# Supplied information
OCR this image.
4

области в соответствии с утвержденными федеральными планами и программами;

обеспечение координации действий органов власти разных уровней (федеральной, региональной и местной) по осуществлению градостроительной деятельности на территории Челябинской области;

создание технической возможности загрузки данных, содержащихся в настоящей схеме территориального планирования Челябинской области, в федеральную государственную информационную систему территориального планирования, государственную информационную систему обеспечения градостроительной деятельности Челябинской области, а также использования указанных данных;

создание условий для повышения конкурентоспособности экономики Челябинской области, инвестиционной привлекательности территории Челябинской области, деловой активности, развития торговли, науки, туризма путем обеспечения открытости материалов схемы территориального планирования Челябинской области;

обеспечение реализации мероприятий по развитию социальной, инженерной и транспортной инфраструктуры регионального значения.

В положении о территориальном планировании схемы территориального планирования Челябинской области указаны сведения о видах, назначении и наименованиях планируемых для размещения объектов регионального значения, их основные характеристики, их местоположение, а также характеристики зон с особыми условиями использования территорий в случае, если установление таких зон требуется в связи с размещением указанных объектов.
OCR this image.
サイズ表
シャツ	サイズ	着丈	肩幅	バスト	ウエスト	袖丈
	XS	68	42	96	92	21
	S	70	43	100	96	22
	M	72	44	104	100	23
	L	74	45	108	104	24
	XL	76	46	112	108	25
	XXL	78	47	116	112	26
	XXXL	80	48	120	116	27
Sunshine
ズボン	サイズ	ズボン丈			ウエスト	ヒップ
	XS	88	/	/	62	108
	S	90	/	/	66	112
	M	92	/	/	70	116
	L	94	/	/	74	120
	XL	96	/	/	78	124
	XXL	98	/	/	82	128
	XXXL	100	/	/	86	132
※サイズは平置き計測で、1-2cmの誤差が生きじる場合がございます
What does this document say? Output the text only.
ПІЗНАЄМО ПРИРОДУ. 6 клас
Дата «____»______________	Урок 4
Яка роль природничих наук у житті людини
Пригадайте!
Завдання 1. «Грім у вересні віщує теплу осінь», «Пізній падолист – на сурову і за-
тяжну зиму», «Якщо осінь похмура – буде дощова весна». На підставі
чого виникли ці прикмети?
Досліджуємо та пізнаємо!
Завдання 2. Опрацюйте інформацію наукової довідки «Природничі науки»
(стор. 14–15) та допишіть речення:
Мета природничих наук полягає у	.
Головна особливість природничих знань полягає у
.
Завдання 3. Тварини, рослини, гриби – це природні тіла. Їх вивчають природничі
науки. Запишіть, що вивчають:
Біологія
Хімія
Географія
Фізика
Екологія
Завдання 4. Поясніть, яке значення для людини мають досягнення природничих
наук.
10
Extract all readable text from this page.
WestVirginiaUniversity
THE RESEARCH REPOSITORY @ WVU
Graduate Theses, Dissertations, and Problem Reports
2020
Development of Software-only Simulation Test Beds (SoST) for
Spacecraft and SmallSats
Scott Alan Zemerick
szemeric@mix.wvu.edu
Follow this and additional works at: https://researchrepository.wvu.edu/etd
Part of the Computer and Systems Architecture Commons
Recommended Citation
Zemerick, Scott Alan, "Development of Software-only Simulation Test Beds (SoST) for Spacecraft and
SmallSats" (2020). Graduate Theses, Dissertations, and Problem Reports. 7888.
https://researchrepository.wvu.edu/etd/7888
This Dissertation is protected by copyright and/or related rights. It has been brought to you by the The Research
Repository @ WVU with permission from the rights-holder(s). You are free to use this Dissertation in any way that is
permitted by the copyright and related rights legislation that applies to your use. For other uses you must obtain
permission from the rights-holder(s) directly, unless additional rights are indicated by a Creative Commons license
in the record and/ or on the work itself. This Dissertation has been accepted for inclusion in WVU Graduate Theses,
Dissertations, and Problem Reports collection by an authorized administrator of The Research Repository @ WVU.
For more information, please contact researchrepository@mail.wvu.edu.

# What the task requires
Write out every entry again exactly, please, with nothing missing.

# Answer to the problem
OCR this image.
4

области в соответствии с утвержденными федеральными планами и программами;

обеспечение координации действий органов власти разных уровней (федеральной, региональной и местной) по осуществлению градостроительной деятельности на территории Челябинской области;

создание технической возможности загрузки данных, содержащихся в настоящей схеме территориального планирования Челябинской области, в федеральную государственную информационную систему территориального планирования, государственную информационную систему обеспечения градостроительной деятельности Челябинской области, а также использования указанных данных;

создание условий для повышения конкурентоспособности экономики Челябинской области, инвестиционной привлекательности территории Челябинской области, деловой активности, развития торговли, науки, туризма путем обеспечения открытости материалов схемы территориального планирования Челябинской области;

обеспечение реализации мероприятий по развитию социальной, инженерной и транспортной инфраструктуры регионального значения.

В положении о территориальном планировании схемы территориального планирования Челябинской области указаны сведения о видах, назначении и наименованиях планируемых для размещения объектов регионального значения, их основные характеристики, их местоположение, а также характеристики зон с особыми условиями использования территорий в случае, если установление таких зон требуется в связи с размещением указанных объектов.
OCR this image.
サイズ表
シャツ	サイズ	着丈	肩幅	バスト	ウエスト	袖丈
	XS	68	42	96	92	21
	S	70	43	100	96	22
	M	72	44	104	100	23
	L	74	45	108	104	24
	XL	76	46	112	108	25
	XXL	78	47	116	112	26
	XXXL	80	48	120	116	27
Sunshine
ズボン	サイズ	ズボン丈			ウエスト	ヒップ
	XS	88	/	/	62	108
	S	90	/	/	66	112
	M	92	/	/	70	116
	L	94	/	/	74	120
	XL	96	/	/	78	124
	XXL	98	/	/	82	128
	XXXL	100	/	/	86	132
※サイズは平置き計測で、1-2cmの誤差が生きじる場合がございます
What does this document say? Output the text only.
ПІЗНАЄМО ПРИРОДУ. 6 клас
Дата «____»______________	Урок 4
Яка роль природничих наук у житті людини
Пригадайте!
Завдання 1. «Грім у вересні віщує теплу осінь», «Пізній падолист – на сурову і за-
тяжну зиму», «Якщо осінь похмура – буде дощова весна». На підставі
чого виникли ці прикмети?
Досліджуємо та пізнаємо!
Завдання 2. Опрацюйте інформацію наукової довідки «Природничі науки»
(стор. 14–15) та допишіть речення:
Мета природничих наук полягає у	.
Головна особливість природничих знань полягає у
.
Завдання 3. Тварини, рослини, гриби – це природні тіла. Їх вивчають природничі
науки. Запишіть, що вивчають:
Біологія
Хімія
Географія
Фізика
Екологія
Завдання 4. Поясніть, яке значення для людини мають досягнення природничих
наук.
10
Extract all readable text from this page.
WestVirginiaUniversity
THE RESEARCH REPOSITORY @ WVU
Graduate Theses, Dissertations, and Problem Reports
2020
Development of Software-only Simulation Test Beds (SoST) for
Spacecraft and SmallSats
Scott Alan Zemerick
szemeric@mix.wvu.edu
Follow this and additional works at: https://researchrepository.wvu.edu/etd
Part of the Computer and Systems Architecture Commons
Recommended Citation
Zemerick, Scott Alan, "Development of Software-only Simulation Test Beds (SoST) for Spacecraft and
SmallSats" (2020). Graduate Theses, Dissertations, and Problem Reports. 7888.
https://researchrepository.wvu.edu/etd/7888
This Dissertation is protected by copyright and/or related rights. It has been brought to you by the The Research
Repository @ WVU with permission from the rights-holder(s). You are free to use this Dissertation in any way that is
permitted by the copyright and related rights legislation that applies to your use. For other uses you must obtain
permission from the rights-holder(s) directly, unless additional rights are indicated by a Creative Commons license
in the record and/ or on the work itself. This Dissertation has been accepted for inclusion in WVU Graduate Theses,
Dissertations, and Problem Reports collection by an authorized administrator of The Research Repository @ WVU.
For more information, please contact researchrepository@mail.wvu.edu.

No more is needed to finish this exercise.